- [What the task asks]: Reproduce every line in the rows below without any changes.

- [Element placement data]:

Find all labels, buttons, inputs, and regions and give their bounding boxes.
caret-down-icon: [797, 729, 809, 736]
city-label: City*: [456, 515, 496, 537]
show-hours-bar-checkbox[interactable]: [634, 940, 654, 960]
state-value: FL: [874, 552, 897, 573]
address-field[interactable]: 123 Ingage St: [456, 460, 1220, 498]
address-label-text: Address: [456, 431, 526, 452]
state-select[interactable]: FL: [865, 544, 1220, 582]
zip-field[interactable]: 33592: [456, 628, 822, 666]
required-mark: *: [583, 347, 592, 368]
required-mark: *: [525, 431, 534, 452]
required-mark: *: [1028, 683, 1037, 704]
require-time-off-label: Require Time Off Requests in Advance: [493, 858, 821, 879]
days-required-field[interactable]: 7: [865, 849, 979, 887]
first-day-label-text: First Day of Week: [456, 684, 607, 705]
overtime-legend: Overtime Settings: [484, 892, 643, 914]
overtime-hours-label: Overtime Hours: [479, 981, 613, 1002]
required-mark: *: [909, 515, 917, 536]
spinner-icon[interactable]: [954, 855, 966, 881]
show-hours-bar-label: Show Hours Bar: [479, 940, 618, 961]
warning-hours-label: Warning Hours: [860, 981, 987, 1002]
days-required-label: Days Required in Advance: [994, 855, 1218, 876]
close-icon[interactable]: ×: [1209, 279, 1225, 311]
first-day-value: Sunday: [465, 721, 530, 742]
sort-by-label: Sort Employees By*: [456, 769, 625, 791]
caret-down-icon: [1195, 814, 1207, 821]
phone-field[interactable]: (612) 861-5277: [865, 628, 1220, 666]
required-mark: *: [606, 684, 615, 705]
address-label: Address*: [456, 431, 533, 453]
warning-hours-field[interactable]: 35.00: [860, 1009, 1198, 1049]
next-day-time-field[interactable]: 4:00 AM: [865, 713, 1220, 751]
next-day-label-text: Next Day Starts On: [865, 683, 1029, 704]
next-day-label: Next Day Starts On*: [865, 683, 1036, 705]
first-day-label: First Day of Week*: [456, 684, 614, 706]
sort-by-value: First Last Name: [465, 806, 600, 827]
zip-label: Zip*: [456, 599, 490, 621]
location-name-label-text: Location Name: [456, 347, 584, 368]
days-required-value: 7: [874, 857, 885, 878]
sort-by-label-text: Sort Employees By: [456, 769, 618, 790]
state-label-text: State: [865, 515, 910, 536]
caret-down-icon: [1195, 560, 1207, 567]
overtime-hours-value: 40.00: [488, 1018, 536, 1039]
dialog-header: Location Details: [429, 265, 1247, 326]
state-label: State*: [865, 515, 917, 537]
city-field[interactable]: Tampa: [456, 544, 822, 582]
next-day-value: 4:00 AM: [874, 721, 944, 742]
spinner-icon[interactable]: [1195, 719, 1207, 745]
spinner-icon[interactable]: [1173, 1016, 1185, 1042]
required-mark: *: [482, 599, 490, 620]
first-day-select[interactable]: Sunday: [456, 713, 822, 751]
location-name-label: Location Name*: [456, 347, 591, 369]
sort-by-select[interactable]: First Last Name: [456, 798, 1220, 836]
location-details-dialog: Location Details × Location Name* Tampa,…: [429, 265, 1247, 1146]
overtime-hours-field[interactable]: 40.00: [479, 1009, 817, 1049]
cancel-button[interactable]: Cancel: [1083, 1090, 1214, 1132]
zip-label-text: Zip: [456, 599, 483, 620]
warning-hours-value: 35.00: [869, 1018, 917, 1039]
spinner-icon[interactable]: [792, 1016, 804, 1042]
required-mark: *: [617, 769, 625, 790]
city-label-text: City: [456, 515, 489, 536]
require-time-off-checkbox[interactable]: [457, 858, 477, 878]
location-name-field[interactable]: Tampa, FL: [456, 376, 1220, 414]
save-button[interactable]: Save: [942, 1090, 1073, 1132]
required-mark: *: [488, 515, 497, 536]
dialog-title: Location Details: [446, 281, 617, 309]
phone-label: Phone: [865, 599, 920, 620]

- [Exercise result]:
Find all labels, buttons, inputs, and regions and give their bounding boxes.
caret-down-icon: [797, 729, 809, 736]
city-label: City*: [456, 515, 496, 537]
show-hours-bar-checkbox[interactable]: [634, 940, 654, 960]
state-value: FL: [874, 552, 897, 573]
address-field[interactable]: 123 Ingage St: [456, 460, 1220, 498]
address-label-text: Address: [456, 431, 526, 452]
state-select[interactable]: FL: [865, 544, 1220, 582]
zip-field[interactable]: 33592: [456, 628, 822, 666]
required-mark: *: [583, 347, 592, 368]
required-mark: *: [525, 431, 534, 452]
required-mark: *: [1028, 683, 1037, 704]
require-time-off-label: Require Time Off Requests in Advance: [493, 858, 821, 879]
days-required-field[interactable]: 7: [865, 849, 979, 887]
first-day-label-text: First Day of Week: [456, 684, 607, 705]
overtime-legend: Overtime Settings: [484, 892, 643, 914]
overtime-hours-label: Overtime Hours: [479, 981, 613, 1002]
required-mark: *: [909, 515, 917, 536]
spinner-icon[interactable]: [954, 855, 966, 881]
show-hours-bar-label: Show Hours Bar: [479, 940, 618, 961]
warning-hours-label: Warning Hours: [860, 981, 987, 1002]
days-required-label: Days Required in Advance: [994, 855, 1218, 876]
close-icon[interactable]: ×: [1209, 279, 1225, 311]
first-day-value: Sunday: [465, 721, 530, 742]
sort-by-label: Sort Employees By*: [456, 769, 625, 791]
caret-down-icon: [1195, 814, 1207, 821]
phone-field[interactable]: (612) 861-5277: [865, 628, 1220, 666]
required-mark: *: [606, 684, 615, 705]
address-label: Address*: [456, 431, 533, 453]
warning-hours-field[interactable]: 35.00: [860, 1009, 1198, 1049]
next-day-time-field[interactable]: 4:00 AM: [865, 713, 1220, 751]
next-day-label-text: Next Day Starts On: [865, 683, 1029, 704]
next-day-label: Next Day Starts On*: [865, 683, 1036, 705]
first-day-label: First Day of Week*: [456, 684, 614, 706]
sort-by-value: First Last Name: [465, 806, 600, 827]
zip-label: Zip*: [456, 599, 490, 621]
location-name-label-text: Location Name: [456, 347, 584, 368]
days-required-value: 7: [874, 857, 885, 878]
sort-by-label-text: Sort Employees By: [456, 769, 618, 790]
state-label-text: State: [865, 515, 910, 536]
caret-down-icon: [1195, 560, 1207, 567]
overtime-hours-value: 40.00: [488, 1018, 536, 1039]
dialog-header: Location Details: [429, 265, 1247, 326]
state-label: State*: [865, 515, 917, 537]
city-field[interactable]: Tampa: [456, 544, 822, 582]
next-day-value: 4:00 AM: [874, 721, 944, 742]
spinner-icon[interactable]: [1195, 719, 1207, 745]
spinner-icon[interactable]: [1173, 1016, 1185, 1042]
required-mark: *: [482, 599, 490, 620]
first-day-select[interactable]: Sunday: [456, 713, 822, 751]
location-name-label: Location Name*: [456, 347, 591, 369]
sort-by-select[interactable]: First Last Name: [456, 798, 1220, 836]
location-details-dialog: Location Details × Location Name* Tampa,…: [429, 265, 1247, 1146]
overtime-hours-field[interactable]: 40.00: [479, 1009, 817, 1049]
cancel-button[interactable]: Cancel: [1083, 1090, 1214, 1132]
zip-label-text: Zip: [456, 599, 483, 620]
warning-hours-value: 35.00: [869, 1018, 917, 1039]
spinner-icon[interactable]: [792, 1016, 804, 1042]
required-mark: *: [617, 769, 625, 790]
city-label-text: City: [456, 515, 489, 536]
require-time-off-checkbox[interactable]: [457, 858, 477, 878]
location-name-field[interactable]: Tampa, FL: [456, 376, 1220, 414]
save-button[interactable]: Save: [942, 1090, 1073, 1132]
required-mark: *: [488, 515, 497, 536]
dialog-title: Location Details: [446, 281, 617, 309]
phone-label: Phone: [865, 599, 920, 620]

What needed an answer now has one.